[Saved entries]

=-=-=-=-=

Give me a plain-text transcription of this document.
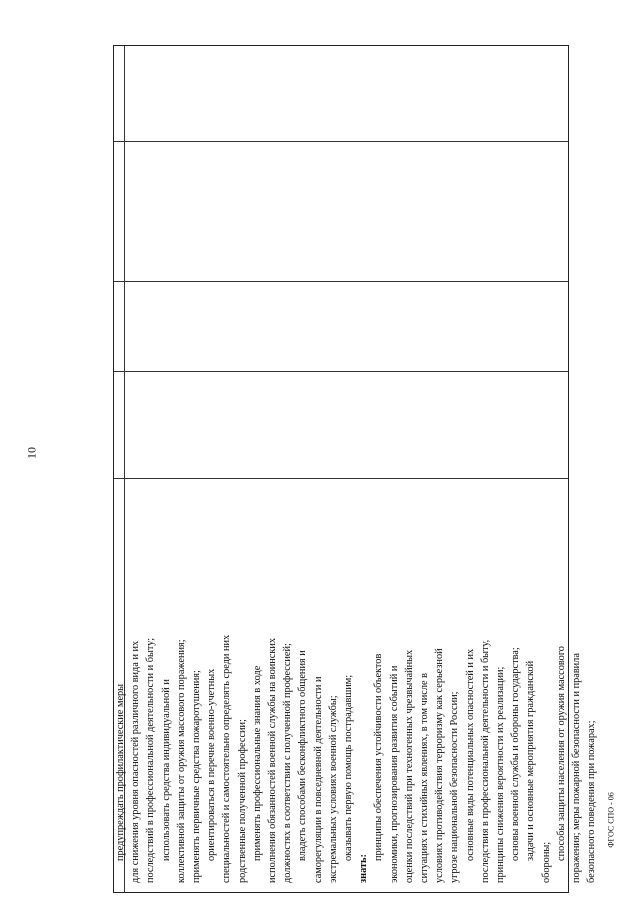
10
ФГОС СПО - 06
предупреждать профилактические меры для снижения уровня опасностей различного вида и их последствий в профессиональной деятельности и быту; использовать средства индивидуальной и коллективной защиты от оружия массового поражения; применять первичные средства пожаротушения; ориентироваться в перечне военно-учетных специальностей и самостоятельно определять среди них родственные полученной профессии; применять профессиональные знания в ходе исполнения обязанностей военной службы на воинских должностях в соответствии с полученной профессией; владеть способами бесконфликтного общения и саморегуляции в повседневной деятельности и экстремальных условиях военной службы; оказывать первую помощь пострадавшим;
знать:
принципы обеспечения устойчивости объектов экономики, прогнозирования развития событий и оценки последствий при техногенных чрезвычайных ситуациях и стихийных явлениях, в том числе в условиях противодействия терроризму как серьезной угрозе национальной безопасности России; основные виды потенциальных опасностей и их последствия в профессиональной деятельности и быту, принципы снижения вероятности их реализации; основы военной службы и обороны государства; задачи и основные мероприятия гражданской
обороны;
способы защиты населения от оружия массового поражения; меры пожарной безопасности и правила безопасного поведения при пожарах;
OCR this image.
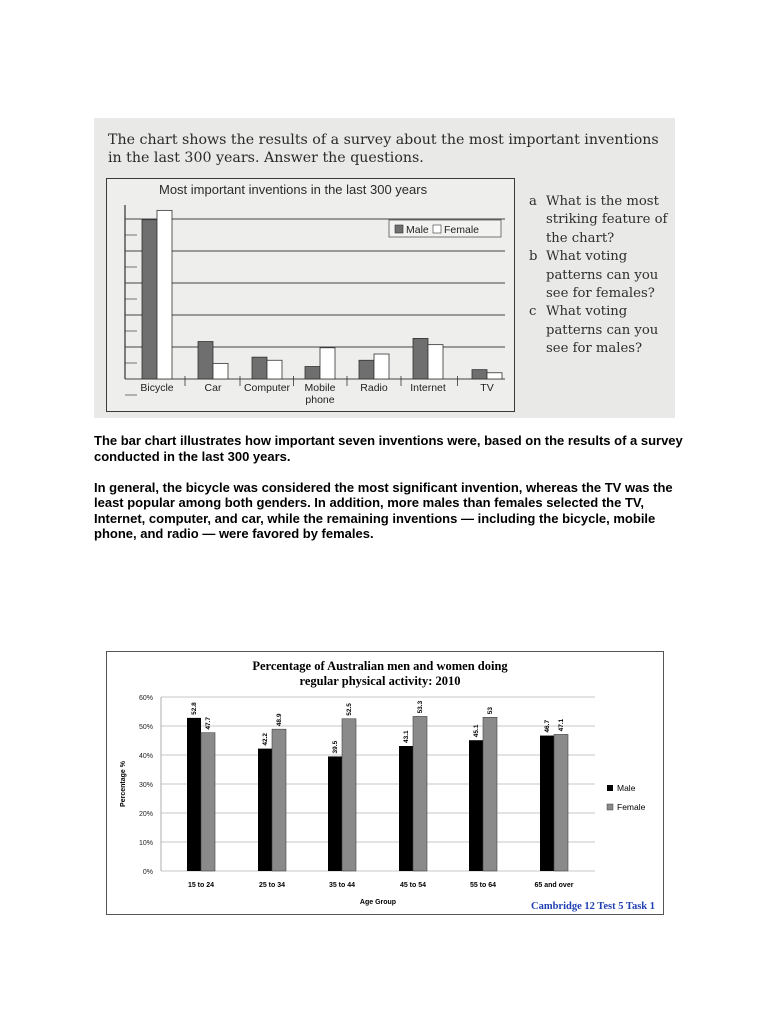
The chart shows the results of a survey about the most important inventions in the last 300 years. Answer the questions.

Most important inventions in the last 300 years
Bicycle	Car Computer Mobile phone
Radio Internet	TV
Male Female
a What is the most striking feature of the chart?
b What voting patterns can you see for females?
c What voting patterns can you see for males?

The bar chart illustrates how important seven inventions were, based on the results of a survey conducted in the last 300 years.

In general, the bicycle was considered the most significant invention, whereas the TV was the least popular among both genders. In addition, more males than females selected the TV, Internet, computer, and car, while the remaining inventions — including the bicycle, mobile phone, and radio — were favored by females.

Percentage of Australian men and women doing
regular physical activity: 2010
0%
10%
20%
30%
40%
50%
60%
Percentage %
52.8
47.7
15 to 24
42.2
48.9
25 to 34
39.5
52.5
35 to 44
43.1
53.3
45 to 54
45.1
53
55 to 64
46.7 47.1
65 and over
Age Group
Male
Female
Cambridge 12 Test 5 Task 1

=-=-=-=-=

- WHAT IS BEING ASKED: Each line containing "this" counts once; state the total number of such lines and nothing else.

- WRITTEN SOLUTION: 2